To be done: Copy the records word for word, starting at the very first line and stopping after the line that contains "Bar — [91, 244, 116, 386]".

--- BEGIN Information given ---

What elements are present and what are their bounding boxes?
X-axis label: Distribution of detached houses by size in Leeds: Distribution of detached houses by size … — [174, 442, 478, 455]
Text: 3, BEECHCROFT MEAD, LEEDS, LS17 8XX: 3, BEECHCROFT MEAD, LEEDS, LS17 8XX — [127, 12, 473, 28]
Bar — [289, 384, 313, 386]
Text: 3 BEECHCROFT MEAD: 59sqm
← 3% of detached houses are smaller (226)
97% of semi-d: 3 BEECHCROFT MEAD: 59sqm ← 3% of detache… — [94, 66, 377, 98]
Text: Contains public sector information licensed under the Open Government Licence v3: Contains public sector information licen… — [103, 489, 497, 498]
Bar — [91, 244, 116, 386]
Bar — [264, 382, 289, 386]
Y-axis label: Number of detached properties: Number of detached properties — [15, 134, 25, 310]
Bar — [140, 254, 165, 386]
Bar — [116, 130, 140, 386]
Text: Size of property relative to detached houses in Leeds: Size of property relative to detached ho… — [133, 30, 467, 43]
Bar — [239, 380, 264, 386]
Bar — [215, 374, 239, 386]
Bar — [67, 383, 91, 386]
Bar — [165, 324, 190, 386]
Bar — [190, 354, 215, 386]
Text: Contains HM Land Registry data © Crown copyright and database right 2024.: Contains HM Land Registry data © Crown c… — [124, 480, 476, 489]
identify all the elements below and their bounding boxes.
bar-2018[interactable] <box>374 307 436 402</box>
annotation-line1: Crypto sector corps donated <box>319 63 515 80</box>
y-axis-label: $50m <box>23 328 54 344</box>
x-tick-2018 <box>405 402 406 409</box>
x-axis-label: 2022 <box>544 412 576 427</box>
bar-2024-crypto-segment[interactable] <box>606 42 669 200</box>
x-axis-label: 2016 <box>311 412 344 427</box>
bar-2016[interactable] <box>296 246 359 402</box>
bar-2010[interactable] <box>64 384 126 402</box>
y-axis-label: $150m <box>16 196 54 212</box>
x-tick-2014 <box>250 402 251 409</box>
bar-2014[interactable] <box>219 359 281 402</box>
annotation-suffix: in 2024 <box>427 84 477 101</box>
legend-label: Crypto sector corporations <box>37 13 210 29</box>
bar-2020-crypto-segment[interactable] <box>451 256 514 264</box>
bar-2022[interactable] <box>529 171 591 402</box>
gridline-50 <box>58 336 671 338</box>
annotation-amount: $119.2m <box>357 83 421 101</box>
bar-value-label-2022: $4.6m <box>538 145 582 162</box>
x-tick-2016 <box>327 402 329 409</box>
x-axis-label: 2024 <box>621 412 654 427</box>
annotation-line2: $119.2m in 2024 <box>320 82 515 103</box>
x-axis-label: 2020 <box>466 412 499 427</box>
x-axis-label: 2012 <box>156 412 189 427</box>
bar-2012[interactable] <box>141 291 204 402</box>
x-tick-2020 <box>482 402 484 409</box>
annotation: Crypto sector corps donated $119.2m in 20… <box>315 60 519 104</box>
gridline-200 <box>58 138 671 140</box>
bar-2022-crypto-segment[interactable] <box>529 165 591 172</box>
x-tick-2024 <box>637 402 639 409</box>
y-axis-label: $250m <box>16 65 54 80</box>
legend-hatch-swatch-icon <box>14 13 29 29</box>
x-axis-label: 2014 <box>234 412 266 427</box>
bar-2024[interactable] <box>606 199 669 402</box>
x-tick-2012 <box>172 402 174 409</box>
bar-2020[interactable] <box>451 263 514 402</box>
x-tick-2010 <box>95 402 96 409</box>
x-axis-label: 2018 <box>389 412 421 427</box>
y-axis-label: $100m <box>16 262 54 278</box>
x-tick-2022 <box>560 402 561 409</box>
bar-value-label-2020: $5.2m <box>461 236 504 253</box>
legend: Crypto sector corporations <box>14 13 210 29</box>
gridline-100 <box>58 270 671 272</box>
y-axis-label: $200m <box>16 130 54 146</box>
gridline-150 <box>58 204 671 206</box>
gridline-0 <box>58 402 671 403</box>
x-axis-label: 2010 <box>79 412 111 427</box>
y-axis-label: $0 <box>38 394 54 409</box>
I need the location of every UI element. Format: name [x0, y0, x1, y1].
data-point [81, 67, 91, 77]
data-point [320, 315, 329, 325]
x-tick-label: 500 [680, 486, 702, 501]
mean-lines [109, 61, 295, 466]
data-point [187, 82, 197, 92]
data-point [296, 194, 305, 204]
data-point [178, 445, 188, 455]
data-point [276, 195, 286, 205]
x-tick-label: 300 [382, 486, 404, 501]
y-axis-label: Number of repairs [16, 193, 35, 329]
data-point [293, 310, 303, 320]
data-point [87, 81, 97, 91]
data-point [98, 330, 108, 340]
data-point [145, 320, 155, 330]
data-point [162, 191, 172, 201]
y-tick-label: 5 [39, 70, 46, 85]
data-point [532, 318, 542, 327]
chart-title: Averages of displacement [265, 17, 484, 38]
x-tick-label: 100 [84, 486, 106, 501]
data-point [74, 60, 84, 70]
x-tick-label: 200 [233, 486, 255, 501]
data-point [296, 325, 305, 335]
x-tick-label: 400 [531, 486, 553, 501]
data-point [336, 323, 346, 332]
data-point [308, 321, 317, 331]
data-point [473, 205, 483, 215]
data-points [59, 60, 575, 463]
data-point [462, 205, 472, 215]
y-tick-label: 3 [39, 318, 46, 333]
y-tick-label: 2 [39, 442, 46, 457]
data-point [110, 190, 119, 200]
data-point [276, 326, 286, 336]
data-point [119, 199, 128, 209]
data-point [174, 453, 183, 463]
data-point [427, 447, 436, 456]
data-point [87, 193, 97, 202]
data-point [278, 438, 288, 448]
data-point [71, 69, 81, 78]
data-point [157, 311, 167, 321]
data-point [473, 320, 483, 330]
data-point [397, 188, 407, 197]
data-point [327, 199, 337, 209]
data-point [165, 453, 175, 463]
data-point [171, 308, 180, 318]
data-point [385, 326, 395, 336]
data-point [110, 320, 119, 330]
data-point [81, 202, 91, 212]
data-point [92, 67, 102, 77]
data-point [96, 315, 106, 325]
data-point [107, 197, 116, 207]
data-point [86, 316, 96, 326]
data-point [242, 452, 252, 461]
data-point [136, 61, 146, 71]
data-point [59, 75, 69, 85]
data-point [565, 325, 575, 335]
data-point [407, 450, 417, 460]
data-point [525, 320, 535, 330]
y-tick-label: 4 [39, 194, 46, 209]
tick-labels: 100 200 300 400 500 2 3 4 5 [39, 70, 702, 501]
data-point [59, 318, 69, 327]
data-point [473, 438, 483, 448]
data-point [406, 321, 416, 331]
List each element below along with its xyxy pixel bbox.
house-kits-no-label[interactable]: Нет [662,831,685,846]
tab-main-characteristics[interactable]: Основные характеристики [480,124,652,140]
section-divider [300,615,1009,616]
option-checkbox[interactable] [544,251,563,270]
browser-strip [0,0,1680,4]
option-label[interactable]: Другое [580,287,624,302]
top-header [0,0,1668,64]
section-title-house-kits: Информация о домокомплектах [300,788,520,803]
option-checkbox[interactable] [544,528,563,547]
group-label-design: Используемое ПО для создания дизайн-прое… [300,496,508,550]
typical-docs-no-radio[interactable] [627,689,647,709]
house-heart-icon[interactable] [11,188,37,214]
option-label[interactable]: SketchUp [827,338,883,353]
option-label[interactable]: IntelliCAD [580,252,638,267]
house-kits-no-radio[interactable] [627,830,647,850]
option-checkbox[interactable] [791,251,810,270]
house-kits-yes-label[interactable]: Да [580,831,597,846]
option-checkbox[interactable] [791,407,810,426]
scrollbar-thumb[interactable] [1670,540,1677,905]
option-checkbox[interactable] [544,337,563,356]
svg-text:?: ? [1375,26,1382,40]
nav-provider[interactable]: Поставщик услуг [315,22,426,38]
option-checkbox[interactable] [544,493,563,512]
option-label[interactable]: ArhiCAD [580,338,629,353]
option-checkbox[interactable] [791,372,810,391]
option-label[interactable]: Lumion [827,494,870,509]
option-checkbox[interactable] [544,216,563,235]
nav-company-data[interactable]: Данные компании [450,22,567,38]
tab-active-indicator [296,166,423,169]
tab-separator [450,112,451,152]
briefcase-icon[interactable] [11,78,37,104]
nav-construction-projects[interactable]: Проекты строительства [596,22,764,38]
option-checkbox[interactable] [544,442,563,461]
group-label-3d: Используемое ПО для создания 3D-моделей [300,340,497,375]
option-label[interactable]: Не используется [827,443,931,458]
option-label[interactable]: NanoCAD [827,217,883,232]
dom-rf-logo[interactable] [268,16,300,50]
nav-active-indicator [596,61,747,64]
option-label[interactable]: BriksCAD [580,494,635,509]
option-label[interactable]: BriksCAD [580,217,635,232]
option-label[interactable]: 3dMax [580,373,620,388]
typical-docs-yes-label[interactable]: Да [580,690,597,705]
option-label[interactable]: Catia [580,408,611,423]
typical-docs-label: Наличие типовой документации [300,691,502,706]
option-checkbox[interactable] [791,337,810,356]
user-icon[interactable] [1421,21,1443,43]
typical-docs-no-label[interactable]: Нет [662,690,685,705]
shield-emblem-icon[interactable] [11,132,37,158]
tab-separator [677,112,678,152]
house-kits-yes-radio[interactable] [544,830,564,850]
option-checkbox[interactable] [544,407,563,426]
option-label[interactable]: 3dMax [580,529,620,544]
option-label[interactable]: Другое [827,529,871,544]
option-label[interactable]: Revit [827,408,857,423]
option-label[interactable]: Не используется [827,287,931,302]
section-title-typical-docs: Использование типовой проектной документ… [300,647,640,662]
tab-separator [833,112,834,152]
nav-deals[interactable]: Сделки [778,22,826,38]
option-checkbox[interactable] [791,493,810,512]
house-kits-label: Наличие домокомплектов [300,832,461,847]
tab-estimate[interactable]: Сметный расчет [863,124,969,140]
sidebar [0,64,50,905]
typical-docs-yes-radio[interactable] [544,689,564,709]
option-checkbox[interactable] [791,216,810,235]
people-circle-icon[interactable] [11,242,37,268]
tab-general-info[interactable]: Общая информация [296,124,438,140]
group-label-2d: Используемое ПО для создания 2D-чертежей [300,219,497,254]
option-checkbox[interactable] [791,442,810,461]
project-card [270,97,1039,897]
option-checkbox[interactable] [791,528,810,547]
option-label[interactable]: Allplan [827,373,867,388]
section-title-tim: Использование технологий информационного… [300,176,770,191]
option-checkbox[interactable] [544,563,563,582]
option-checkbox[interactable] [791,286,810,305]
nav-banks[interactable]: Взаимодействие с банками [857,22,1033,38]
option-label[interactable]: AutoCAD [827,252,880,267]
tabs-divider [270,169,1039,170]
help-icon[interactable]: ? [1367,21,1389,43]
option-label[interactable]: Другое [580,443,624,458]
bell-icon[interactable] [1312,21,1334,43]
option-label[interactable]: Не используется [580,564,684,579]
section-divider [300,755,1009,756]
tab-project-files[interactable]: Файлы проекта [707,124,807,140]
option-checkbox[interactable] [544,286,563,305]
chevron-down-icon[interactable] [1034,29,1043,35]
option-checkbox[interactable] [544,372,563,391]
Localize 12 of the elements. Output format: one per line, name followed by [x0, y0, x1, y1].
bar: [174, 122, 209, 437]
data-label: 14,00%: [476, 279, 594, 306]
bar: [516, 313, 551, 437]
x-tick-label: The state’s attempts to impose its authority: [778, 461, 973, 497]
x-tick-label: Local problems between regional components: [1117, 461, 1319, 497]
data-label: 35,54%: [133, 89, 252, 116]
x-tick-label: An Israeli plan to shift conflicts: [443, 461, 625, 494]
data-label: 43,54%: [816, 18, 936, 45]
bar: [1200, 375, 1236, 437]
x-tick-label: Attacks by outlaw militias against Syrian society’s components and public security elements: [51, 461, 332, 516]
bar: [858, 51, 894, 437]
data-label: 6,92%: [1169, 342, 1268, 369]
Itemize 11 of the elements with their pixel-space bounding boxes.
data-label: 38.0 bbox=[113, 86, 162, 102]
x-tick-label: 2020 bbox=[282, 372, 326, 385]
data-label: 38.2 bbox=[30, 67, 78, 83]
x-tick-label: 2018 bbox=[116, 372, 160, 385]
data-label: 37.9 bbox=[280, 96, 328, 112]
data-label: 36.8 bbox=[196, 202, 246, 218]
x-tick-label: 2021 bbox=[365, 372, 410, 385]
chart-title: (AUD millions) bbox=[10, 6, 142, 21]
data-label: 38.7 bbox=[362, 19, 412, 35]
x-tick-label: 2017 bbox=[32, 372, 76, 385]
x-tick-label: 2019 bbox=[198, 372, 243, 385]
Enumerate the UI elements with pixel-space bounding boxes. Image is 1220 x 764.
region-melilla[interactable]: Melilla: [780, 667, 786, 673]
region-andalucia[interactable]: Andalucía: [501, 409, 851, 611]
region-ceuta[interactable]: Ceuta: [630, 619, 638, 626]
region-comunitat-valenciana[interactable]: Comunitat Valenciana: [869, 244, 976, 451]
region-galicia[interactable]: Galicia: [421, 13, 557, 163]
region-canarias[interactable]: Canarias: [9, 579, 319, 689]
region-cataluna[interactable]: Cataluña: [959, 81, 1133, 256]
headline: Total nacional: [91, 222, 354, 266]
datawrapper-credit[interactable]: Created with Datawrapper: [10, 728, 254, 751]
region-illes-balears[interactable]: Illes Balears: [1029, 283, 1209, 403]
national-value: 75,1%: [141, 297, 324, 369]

--- END Information given ---

Output of the exercise:
What elements are present and what are their bounding boxes?
X-axis label: Distribution of detached houses by size in Leeds: Distribution of detached houses by size … — [174, 442, 478, 455]
Text: 3, BEECHCROFT MEAD, LEEDS, LS17 8XX: 3, BEECHCROFT MEAD, LEEDS, LS17 8XX — [127, 12, 473, 28]
Bar — [289, 384, 313, 386]
Text: 3 BEECHCROFT MEAD: 59sqm
← 3% of detached houses are smaller (226)
97% of semi-d: 3 BEECHCROFT MEAD: 59sqm ← 3% of detache… — [94, 66, 377, 98]
Text: Contains public sector information licensed under the Open Government Licence v3: Contains public sector information licen… — [103, 489, 497, 498]
Bar — [91, 244, 116, 386]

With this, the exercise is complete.